## BEGIN Source records
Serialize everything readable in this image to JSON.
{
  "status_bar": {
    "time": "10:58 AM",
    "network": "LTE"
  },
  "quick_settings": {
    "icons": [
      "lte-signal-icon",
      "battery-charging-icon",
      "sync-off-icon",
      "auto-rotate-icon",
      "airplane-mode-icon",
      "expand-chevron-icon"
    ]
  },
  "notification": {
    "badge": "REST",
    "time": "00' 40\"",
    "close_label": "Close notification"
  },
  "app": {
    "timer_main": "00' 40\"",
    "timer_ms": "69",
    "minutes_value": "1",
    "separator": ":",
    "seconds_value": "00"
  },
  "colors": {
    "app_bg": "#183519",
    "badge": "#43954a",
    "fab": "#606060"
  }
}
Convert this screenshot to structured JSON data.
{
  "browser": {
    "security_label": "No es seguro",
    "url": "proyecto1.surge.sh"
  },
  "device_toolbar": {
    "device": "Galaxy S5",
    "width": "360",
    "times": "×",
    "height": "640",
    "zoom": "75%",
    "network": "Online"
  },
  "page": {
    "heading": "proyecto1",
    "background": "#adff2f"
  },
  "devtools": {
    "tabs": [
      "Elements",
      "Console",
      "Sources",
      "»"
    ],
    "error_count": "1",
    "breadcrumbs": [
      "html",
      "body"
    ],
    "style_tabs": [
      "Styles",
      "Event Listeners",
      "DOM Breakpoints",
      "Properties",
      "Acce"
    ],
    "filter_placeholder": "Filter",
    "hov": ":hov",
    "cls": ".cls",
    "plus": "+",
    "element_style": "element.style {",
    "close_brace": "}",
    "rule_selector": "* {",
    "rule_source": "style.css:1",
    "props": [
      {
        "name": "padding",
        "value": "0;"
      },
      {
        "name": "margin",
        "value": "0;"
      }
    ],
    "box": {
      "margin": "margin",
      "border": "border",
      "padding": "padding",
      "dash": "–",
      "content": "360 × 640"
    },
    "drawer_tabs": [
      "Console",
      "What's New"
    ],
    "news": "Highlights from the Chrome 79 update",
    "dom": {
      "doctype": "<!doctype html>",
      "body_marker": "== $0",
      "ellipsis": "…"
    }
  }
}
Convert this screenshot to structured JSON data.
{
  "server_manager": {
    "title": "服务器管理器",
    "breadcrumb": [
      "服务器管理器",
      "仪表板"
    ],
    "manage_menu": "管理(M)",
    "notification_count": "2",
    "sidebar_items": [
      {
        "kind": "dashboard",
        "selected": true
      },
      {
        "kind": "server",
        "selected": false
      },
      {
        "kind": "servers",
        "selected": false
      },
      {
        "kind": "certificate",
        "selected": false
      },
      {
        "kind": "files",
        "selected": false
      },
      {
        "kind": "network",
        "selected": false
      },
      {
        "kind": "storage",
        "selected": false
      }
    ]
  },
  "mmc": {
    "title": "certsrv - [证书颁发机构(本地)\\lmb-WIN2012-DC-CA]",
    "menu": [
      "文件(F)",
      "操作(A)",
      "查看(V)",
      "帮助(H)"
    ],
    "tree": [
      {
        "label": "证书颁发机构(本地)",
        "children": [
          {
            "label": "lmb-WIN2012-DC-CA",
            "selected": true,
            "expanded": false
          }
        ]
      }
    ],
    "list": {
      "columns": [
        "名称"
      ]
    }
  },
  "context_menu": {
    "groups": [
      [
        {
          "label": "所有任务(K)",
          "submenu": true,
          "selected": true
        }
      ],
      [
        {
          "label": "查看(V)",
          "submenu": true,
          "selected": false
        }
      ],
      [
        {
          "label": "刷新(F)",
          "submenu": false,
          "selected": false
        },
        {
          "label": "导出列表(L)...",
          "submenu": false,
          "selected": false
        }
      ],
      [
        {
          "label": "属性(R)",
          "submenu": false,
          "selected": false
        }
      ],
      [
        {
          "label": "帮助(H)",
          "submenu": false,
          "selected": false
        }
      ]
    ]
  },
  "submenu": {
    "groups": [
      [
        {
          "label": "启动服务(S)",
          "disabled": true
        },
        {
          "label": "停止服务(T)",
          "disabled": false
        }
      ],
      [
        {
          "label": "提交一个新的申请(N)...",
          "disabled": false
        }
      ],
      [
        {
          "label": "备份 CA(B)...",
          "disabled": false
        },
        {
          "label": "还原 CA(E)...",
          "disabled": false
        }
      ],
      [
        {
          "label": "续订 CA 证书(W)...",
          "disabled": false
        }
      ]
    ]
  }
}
## END Source records
◆ Job
Recite the full listing above exactly.

◆ Exercise answer
Serialize everything readable in this image to JSON.
{
  "status_bar": {
    "time": "10:58 AM",
    "network": "LTE"
  },
  "quick_settings": {
    "icons": [
      "lte-signal-icon",
      "battery-charging-icon",
      "sync-off-icon",
      "auto-rotate-icon",
      "airplane-mode-icon",
      "expand-chevron-icon"
    ]
  },
  "notification": {
    "badge": "REST",
    "time": "00' 40\"",
    "close_label": "Close notification"
  },
  "app": {
    "timer_main": "00' 40\"",
    "timer_ms": "69",
    "minutes_value": "1",
    "separator": ":",
    "seconds_value": "00"
  },
  "colors": {
    "app_bg": "#183519",
    "badge": "#43954a",
    "fab": "#606060"
  }
}
Convert this screenshot to structured JSON data.
{
  "browser": {
    "security_label": "No es seguro",
    "url": "proyecto1.surge.sh"
  },
  "device_toolbar": {
    "device": "Galaxy S5",
    "width": "360",
    "times": "×",
    "height": "640",
    "zoom": "75%",
    "network": "Online"
  },
  "page": {
    "heading": "proyecto1",
    "background": "#adff2f"
  },
  "devtools": {
    "tabs": [
      "Elements",
      "Console",
      "Sources",
      "»"
    ],
    "error_count": "1",
    "breadcrumbs": [
      "html",
      "body"
    ],
    "style_tabs": [
      "Styles",
      "Event Listeners",
      "DOM Breakpoints",
      "Properties",
      "Acce"
    ],
    "filter_placeholder": "Filter",
    "hov": ":hov",
    "cls": ".cls",
    "plus": "+",
    "element_style": "element.style {",
    "close_brace": "}",
    "rule_selector": "* {",
    "rule_source": "style.css:1",
    "props": [
      {
        "name": "padding",
        "value": "0;"
      },
      {
        "name": "margin",
        "value": "0;"
      }
    ],
    "box": {
      "margin": "margin",
      "border": "border",
      "padding": "padding",
      "dash": "–",
      "content": "360 × 640"
    },
    "drawer_tabs": [
      "Console",
      "What's New"
    ],
    "news": "Highlights from the Chrome 79 update",
    "dom": {
      "doctype": "<!doctype html>",
      "body_marker": "== $0",
      "ellipsis": "…"
    }
  }
}
Convert this screenshot to structured JSON data.
{
  "server_manager": {
    "title": "服务器管理器",
    "breadcrumb": [
      "服务器管理器",
      "仪表板"
    ],
    "manage_menu": "管理(M)",
    "notification_count": "2",
    "sidebar_items": [
      {
        "kind": "dashboard",
        "selected": true
      },
      {
        "kind": "server",
        "selected": false
      },
      {
        "kind": "servers",
        "selected": false
      },
      {
        "kind": "certificate",
        "selected": false
      },
      {
        "kind": "files",
        "selected": false
      },
      {
        "kind": "network",
        "selected": false
      },
      {
        "kind": "storage",
        "selected": false
      }
    ]
  },
  "mmc": {
    "title": "certsrv - [证书颁发机构(本地)\\lmb-WIN2012-DC-CA]",
    "menu": [
      "文件(F)",
      "操作(A)",
      "查看(V)",
      "帮助(H)"
    ],
    "tree": [
      {
        "label": "证书颁发机构(本地)",
        "children": [
          {
            "label": "lmb-WIN2012-DC-CA",
            "selected": true,
            "expanded": false
          }
        ]
      }
    ],
    "list": {
      "columns": [
        "名称"
      ]
    }
  },
  "context_menu": {
    "groups": [
      [
        {
          "label": "所有任务(K)",
          "submenu": true,
          "selected": true
        }
      ],
      [
        {
          "label": "查看(V)",
          "submenu": true,
          "selected": false
        }
      ],
      [
        {
          "label": "刷新(F)",
          "submenu": false,
          "selected": false
        },
        {
          "label": "导出列表(L)...",
          "submenu": false,
          "selected": false
        }
      ],
      [
        {
          "label": "属性(R)",
          "submenu": false,
          "selected": false
        }
      ],
      [
        {
          "label": "帮助(H)",
          "submenu": false,
          "selected": false
        }
      ]
    ]
  },
  "submenu": {
    "groups": [
      [
        {
          "label": "启动服务(S)",
          "disabled": true
        },
        {
          "label": "停止服务(T)",
          "disabled": false
        }
      ],
      [
        {
          "label": "提交一个新的申请(N)...",
          "disabled": false
        }
      ],
      [
        {
          "label": "备份 CA(B)...",
          "disabled": false
        },
        {
          "label": "还原 CA(E)...",
          "disabled": false
        }
      ],
      [
        {
          "label": "续订 CA 证书(W)...",
          "disabled": false
        }
      ]
    ]
  }
}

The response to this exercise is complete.